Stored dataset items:
::::

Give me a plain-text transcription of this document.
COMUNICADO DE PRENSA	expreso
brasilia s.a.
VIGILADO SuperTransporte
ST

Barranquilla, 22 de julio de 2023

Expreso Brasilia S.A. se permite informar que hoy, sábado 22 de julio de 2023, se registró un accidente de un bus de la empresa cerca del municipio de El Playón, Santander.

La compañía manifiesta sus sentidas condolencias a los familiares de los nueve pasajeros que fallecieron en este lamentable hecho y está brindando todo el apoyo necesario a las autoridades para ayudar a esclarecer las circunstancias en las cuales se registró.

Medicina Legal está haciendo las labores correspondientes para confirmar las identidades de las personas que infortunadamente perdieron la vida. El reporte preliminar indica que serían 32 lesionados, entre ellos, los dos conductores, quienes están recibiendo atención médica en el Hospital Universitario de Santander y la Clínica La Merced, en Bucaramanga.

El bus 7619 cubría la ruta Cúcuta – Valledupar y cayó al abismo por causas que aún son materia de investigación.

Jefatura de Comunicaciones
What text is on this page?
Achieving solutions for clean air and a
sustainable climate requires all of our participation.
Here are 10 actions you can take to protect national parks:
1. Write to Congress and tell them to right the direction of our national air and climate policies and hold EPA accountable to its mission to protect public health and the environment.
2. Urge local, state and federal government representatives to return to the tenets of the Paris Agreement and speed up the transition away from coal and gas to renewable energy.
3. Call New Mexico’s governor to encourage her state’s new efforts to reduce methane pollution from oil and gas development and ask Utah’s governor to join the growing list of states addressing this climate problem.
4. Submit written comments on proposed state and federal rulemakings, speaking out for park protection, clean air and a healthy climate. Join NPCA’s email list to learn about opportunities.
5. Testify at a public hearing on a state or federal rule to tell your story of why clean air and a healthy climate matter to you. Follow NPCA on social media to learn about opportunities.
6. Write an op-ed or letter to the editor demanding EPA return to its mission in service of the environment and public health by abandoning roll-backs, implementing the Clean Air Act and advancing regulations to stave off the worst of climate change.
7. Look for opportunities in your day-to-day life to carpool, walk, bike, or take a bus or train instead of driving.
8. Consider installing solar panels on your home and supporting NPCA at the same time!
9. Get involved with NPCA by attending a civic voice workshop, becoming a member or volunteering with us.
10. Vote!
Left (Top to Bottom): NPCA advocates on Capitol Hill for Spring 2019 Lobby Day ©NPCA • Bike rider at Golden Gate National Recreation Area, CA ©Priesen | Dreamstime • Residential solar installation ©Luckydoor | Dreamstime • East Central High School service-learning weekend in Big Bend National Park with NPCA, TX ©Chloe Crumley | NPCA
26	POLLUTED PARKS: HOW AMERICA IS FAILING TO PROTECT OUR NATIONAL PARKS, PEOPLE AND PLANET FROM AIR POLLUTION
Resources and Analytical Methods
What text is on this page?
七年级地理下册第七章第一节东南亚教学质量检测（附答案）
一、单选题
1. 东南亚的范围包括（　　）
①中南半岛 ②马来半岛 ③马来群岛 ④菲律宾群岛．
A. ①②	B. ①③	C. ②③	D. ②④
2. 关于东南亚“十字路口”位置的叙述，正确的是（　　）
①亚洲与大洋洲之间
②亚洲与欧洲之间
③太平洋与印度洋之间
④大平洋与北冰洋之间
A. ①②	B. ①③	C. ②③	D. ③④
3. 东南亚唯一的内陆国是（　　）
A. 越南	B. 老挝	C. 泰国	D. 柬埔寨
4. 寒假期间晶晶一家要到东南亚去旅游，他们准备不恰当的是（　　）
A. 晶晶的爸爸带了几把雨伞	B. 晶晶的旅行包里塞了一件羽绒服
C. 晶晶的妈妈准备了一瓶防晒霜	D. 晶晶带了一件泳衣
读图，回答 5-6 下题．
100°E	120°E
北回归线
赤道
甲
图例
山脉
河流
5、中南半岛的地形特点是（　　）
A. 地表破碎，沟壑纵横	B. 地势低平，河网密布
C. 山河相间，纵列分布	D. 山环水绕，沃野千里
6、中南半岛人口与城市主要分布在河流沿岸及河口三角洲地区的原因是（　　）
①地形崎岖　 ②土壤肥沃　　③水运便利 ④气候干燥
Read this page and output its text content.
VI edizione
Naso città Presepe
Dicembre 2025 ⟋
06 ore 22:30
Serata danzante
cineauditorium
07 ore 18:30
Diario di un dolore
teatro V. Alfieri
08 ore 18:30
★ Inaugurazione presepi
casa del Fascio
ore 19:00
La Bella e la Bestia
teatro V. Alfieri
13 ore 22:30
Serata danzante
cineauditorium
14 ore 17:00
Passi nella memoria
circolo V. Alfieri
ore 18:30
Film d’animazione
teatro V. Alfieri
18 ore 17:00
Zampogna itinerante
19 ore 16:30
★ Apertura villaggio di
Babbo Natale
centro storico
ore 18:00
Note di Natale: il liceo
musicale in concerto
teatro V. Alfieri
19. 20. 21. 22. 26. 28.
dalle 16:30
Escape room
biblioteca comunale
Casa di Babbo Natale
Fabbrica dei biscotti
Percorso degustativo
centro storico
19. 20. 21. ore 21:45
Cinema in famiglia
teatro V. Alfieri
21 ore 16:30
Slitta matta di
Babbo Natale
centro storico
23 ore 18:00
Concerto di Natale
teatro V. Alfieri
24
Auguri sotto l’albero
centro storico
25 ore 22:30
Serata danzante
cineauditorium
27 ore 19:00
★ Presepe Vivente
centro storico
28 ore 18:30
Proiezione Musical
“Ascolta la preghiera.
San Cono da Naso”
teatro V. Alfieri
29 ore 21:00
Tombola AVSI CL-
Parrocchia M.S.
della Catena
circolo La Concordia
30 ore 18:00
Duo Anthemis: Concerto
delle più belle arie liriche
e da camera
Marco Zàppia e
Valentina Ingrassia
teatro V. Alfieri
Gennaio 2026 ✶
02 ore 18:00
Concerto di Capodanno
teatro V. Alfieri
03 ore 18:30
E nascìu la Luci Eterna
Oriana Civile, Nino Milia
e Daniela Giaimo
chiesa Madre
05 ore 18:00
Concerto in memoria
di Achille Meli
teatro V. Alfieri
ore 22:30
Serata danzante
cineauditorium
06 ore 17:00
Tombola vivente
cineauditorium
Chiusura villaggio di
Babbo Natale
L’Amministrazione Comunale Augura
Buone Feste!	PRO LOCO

::::

| EXERCISE DIRECTIONS |
Retype the material in full. Each word must match.

| RESULT |
Give me a plain-text transcription of this document.
COMUNICADO DE PRENSA	expreso
brasilia s.a.
VIGILADO SuperTransporte
ST

Barranquilla, 22 de julio de 2023

Expreso Brasilia S.A. se permite informar que hoy, sábado 22 de julio de 2023, se registró un accidente de un bus de la empresa cerca del municipio de El Playón, Santander.

La compañía manifiesta sus sentidas condolencias a los familiares de los nueve pasajeros que fallecieron en este lamentable hecho y está brindando todo el apoyo necesario a las autoridades para ayudar a esclarecer las circunstancias en las cuales se registró.

Medicina Legal está haciendo las labores correspondientes para confirmar las identidades de las personas que infortunadamente perdieron la vida. El reporte preliminar indica que serían 32 lesionados, entre ellos, los dos conductores, quienes están recibiendo atención médica en el Hospital Universitario de Santander y la Clínica La Merced, en Bucaramanga.

El bus 7619 cubría la ruta Cúcuta – Valledupar y cayó al abismo por causas que aún son materia de investigación.

Jefatura de Comunicaciones
What text is on this page?
Achieving solutions for clean air and a
sustainable climate requires all of our participation.
Here are 10 actions you can take to protect national parks:
1. Write to Congress and tell them to right the direction of our national air and climate policies and hold EPA accountable to its mission to protect public health and the environment.
2. Urge local, state and federal government representatives to return to the tenets of the Paris Agreement and speed up the transition away from coal and gas to renewable energy.
3. Call New Mexico’s governor to encourage her state’s new efforts to reduce methane pollution from oil and gas development and ask Utah’s governor to join the growing list of states addressing this climate problem.
4. Submit written comments on proposed state and federal rulemakings, speaking out for park protection, clean air and a healthy climate. Join NPCA’s email list to learn about opportunities.
5. Testify at a public hearing on a state or federal rule to tell your story of why clean air and a healthy climate matter to you. Follow NPCA on social media to learn about opportunities.
6. Write an op-ed or letter to the editor demanding EPA return to its mission in service of the environment and public health by abandoning roll-backs, implementing the Clean Air Act and advancing regulations to stave off the worst of climate change.
7. Look for opportunities in your day-to-day life to carpool, walk, bike, or take a bus or train instead of driving.
8. Consider installing solar panels on your home and supporting NPCA at the same time!
9. Get involved with NPCA by attending a civic voice workshop, becoming a member or volunteering with us.
10. Vote!
Left (Top to Bottom): NPCA advocates on Capitol Hill for Spring 2019 Lobby Day ©NPCA • Bike rider at Golden Gate National Recreation Area, CA ©Priesen | Dreamstime • Residential solar installation ©Luckydoor | Dreamstime • East Central High School service-learning weekend in Big Bend National Park with NPCA, TX ©Chloe Crumley | NPCA
26	POLLUTED PARKS: HOW AMERICA IS FAILING TO PROTECT OUR NATIONAL PARKS, PEOPLE AND PLANET FROM AIR POLLUTION
Resources and Analytical Methods
What text is on this page?
七年级地理下册第七章第一节东南亚教学质量检测（附答案）
一、单选题
1. 东南亚的范围包括（　　）
①中南半岛 ②马来半岛 ③马来群岛 ④菲律宾群岛．
A. ①②	B. ①③	C. ②③	D. ②④
2. 关于东南亚“十字路口”位置的叙述，正确的是（　　）
①亚洲与大洋洲之间
②亚洲与欧洲之间
③太平洋与印度洋之间
④大平洋与北冰洋之间
A. ①②	B. ①③	C. ②③	D. ③④
3. 东南亚唯一的内陆国是（　　）
A. 越南	B. 老挝	C. 泰国	D. 柬埔寨
4. 寒假期间晶晶一家要到东南亚去旅游，他们准备不恰当的是（　　）
A. 晶晶的爸爸带了几把雨伞	B. 晶晶的旅行包里塞了一件羽绒服
C. 晶晶的妈妈准备了一瓶防晒霜	D. 晶晶带了一件泳衣
读图，回答 5-6 下题．
100°E	120°E
北回归线
赤道
甲
图例
山脉
河流
5、中南半岛的地形特点是（　　）
A. 地表破碎，沟壑纵横	B. 地势低平，河网密布
C. 山河相间，纵列分布	D. 山环水绕，沃野千里
6、中南半岛人口与城市主要分布在河流沿岸及河口三角洲地区的原因是（　　）
①地形崎岖　 ②土壤肥沃　　③水运便利 ④气候干燥
Read this page and output its text content.
VI edizione
Naso città Presepe
Dicembre 2025 ⟋
06 ore 22:30
Serata danzante
cineauditorium
07 ore 18:30
Diario di un dolore
teatro V. Alfieri
08 ore 18:30
★ Inaugurazione presepi
casa del Fascio
ore 19:00
La Bella e la Bestia
teatro V. Alfieri
13 ore 22:30
Serata danzante
cineauditorium
14 ore 17:00
Passi nella memoria
circolo V. Alfieri
ore 18:30
Film d’animazione
teatro V. Alfieri
18 ore 17:00
Zampogna itinerante
19 ore 16:30
★ Apertura villaggio di
Babbo Natale
centro storico
ore 18:00
Note di Natale: il liceo
musicale in concerto
teatro V. Alfieri
19. 20. 21. 22. 26. 28.
dalle 16:30
Escape room
biblioteca comunale
Casa di Babbo Natale
Fabbrica dei biscotti
Percorso degustativo
centro storico
19. 20. 21. ore 21:45
Cinema in famiglia
teatro V. Alfieri
21 ore 16:30
Slitta matta di
Babbo Natale
centro storico
23 ore 18:00
Concerto di Natale
teatro V. Alfieri
24
Auguri sotto l’albero
centro storico
25 ore 22:30
Serata danzante
cineauditorium
27 ore 19:00
★ Presepe Vivente
centro storico
28 ore 18:30
Proiezione Musical
“Ascolta la preghiera.
San Cono da Naso”
teatro V. Alfieri
29 ore 21:00
Tombola AVSI CL-
Parrocchia M.S.
della Catena
circolo La Concordia
30 ore 18:00
Duo Anthemis: Concerto
delle più belle arie liriche
e da camera
Marco Zàppia e
Valentina Ingrassia
teatro V. Alfieri
Gennaio 2026 ✶
02 ore 18:00
Concerto di Capodanno
teatro V. Alfieri
03 ore 18:30
E nascìu la Luci Eterna
Oriana Civile, Nino Milia
e Daniela Giaimo
chiesa Madre
05 ore 18:00
Concerto in memoria
di Achille Meli
teatro V. Alfieri
ore 22:30
Serata danzante
cineauditorium
06 ore 17:00
Tombola vivente
cineauditorium
Chiusura villaggio di
Babbo Natale
L’Amministrazione Comunale Augura
Buone Feste!	PRO LOCO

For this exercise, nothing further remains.